▸ ENTRIES SUPPLIED:
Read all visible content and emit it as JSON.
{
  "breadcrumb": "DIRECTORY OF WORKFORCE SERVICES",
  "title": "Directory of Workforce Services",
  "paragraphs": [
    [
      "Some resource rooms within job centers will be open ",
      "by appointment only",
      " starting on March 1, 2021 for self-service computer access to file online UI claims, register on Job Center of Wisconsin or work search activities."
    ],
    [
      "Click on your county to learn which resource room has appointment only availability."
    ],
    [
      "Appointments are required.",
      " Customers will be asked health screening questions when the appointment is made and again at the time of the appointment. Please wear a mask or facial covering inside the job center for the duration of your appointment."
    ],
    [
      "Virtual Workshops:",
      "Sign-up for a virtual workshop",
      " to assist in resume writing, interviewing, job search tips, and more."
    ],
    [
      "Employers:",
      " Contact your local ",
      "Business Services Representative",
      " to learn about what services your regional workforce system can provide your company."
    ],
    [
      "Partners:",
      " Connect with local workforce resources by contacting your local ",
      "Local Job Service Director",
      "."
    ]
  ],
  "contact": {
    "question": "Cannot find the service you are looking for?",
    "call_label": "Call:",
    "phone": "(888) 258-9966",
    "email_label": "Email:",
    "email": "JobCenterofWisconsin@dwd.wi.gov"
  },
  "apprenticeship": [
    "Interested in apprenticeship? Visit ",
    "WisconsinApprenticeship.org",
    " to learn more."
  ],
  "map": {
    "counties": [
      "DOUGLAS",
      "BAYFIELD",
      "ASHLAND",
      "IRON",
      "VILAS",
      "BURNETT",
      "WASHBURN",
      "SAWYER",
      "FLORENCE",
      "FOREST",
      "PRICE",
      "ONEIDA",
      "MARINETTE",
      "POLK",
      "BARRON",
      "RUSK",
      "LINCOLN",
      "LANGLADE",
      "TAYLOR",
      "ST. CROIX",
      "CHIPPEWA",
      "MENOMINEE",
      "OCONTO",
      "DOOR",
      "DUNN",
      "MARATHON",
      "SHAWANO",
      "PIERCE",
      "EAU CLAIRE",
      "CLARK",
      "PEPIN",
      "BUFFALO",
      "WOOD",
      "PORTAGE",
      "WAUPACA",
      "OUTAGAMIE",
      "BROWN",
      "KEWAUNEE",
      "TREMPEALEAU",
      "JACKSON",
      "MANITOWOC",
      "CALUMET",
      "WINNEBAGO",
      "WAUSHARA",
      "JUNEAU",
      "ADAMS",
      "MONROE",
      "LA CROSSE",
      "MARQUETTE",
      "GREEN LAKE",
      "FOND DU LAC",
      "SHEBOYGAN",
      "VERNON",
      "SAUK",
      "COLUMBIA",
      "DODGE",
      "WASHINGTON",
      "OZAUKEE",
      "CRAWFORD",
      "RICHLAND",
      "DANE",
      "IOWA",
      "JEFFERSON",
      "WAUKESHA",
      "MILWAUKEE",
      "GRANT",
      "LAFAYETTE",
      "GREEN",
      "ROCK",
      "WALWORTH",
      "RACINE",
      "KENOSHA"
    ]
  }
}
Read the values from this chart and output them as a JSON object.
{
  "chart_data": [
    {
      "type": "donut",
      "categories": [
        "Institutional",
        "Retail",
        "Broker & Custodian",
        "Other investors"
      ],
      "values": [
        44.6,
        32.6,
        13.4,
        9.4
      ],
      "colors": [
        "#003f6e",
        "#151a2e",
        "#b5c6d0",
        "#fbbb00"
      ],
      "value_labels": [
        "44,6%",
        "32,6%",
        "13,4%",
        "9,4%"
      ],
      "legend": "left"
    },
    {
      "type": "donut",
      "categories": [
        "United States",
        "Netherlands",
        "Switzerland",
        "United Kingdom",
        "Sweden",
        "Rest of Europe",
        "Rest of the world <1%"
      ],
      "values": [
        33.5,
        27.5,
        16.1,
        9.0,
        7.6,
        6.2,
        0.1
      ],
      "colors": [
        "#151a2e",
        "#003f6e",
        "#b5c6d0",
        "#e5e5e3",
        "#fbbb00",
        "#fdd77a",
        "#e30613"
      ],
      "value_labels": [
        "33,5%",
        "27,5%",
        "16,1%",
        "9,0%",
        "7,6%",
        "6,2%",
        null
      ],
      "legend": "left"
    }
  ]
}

▸ INSTRUCTIONS FOR THE TASK: Copy whichever lines in the listing above contain the word "more".

▸ EXERCISE SOLUTION:
      " to assist in resume writing, interviewing, job search tips, and more."
    " to learn more."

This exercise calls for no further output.